→ **What needs to be done**: Transcribe the entries below exactly.
########################################
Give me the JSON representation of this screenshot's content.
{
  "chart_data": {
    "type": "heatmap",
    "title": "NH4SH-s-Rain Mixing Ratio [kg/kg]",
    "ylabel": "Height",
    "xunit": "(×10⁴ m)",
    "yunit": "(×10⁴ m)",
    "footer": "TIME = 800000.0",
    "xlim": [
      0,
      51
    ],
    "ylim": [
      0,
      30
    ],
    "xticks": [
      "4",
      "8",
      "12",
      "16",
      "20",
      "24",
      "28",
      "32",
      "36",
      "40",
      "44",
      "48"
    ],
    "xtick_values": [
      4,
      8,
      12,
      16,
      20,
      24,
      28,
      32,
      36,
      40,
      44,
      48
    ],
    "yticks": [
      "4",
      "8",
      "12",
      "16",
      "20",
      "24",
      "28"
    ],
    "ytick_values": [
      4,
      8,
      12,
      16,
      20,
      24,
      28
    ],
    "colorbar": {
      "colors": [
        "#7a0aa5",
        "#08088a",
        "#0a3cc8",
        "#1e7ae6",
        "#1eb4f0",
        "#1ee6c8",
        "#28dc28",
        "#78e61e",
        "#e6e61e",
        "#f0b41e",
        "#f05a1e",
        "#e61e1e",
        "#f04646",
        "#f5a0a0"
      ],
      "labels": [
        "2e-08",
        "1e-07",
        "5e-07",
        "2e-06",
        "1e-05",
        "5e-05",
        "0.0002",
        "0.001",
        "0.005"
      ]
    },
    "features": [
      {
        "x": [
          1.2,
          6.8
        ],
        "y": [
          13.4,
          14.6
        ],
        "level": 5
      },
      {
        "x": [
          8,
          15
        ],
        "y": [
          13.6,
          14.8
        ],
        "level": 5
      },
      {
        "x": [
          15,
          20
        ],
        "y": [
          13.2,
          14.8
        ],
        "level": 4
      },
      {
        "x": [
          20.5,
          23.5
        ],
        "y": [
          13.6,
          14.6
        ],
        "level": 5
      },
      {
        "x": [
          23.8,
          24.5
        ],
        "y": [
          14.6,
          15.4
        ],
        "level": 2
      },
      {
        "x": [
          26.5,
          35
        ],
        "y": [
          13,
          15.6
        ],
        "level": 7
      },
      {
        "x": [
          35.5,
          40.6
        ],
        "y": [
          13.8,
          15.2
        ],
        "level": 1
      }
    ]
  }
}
########################################
→ **The completed task**:
Give me the JSON representation of this screenshot's content.
{
  "chart_data": {
    "type": "heatmap",
    "title": "NH4SH-s-Rain Mixing Ratio [kg/kg]",
    "ylabel": "Height",
    "xunit": "(×10⁴ m)",
    "yunit": "(×10⁴ m)",
    "footer": "TIME = 800000.0",
    "xlim": [
      0,
      51
    ],
    "ylim": [
      0,
      30
    ],
    "xticks": [
      "4",
      "8",
      "12",
      "16",
      "20",
      "24",
      "28",
      "32",
      "36",
      "40",
      "44",
      "48"
    ],
    "xtick_values": [
      4,
      8,
      12,
      16,
      20,
      24,
      28,
      32,
      36,
      40,
      44,
      48
    ],
    "yticks": [
      "4",
      "8",
      "12",
      "16",
      "20",
      "24",
      "28"
    ],
    "ytick_values": [
      4,
      8,
      12,
      16,
      20,
      24,
      28
    ],
    "colorbar": {
      "colors": [
        "#7a0aa5",
        "#08088a",
        "#0a3cc8",
        "#1e7ae6",
        "#1eb4f0",
        "#1ee6c8",
        "#28dc28",
        "#78e61e",
        "#e6e61e",
        "#f0b41e",
        "#f05a1e",
        "#e61e1e",
        "#f04646",
        "#f5a0a0"
      ],
      "labels": [
        "2e-08",
        "1e-07",
        "5e-07",
        "2e-06",
        "1e-05",
        "5e-05",
        "0.0002",
        "0.001",
        "0.005"
      ]
    },
    "features": [
      {
        "x": [
          1.2,
          6.8
        ],
        "y": [
          13.4,
          14.6
        ],
        "level": 5
      },
      {
        "x": [
          8,
          15
        ],
        "y": [
          13.6,
          14.8
        ],
        "level": 5
      },
      {
        "x": [
          15,
          20
        ],
        "y": [
          13.2,
          14.8
        ],
        "level": 4
      },
      {
        "x": [
          20.5,
          23.5
        ],
        "y": [
          13.6,
          14.6
        ],
        "level": 5
      },
      {
        "x": [
          23.8,
          24.5
        ],
        "y": [
          14.6,
          15.4
        ],
        "level": 2
      },
      {
        "x": [
          26.5,
          35
        ],
        "y": [
          13,
          15.6
        ],
        "level": 7
      },
      {
        "x": [
          35.5,
          40.6
        ],
        "y": [
          13.8,
          15.2
        ],
        "level": 1
      }
    ]
  }
}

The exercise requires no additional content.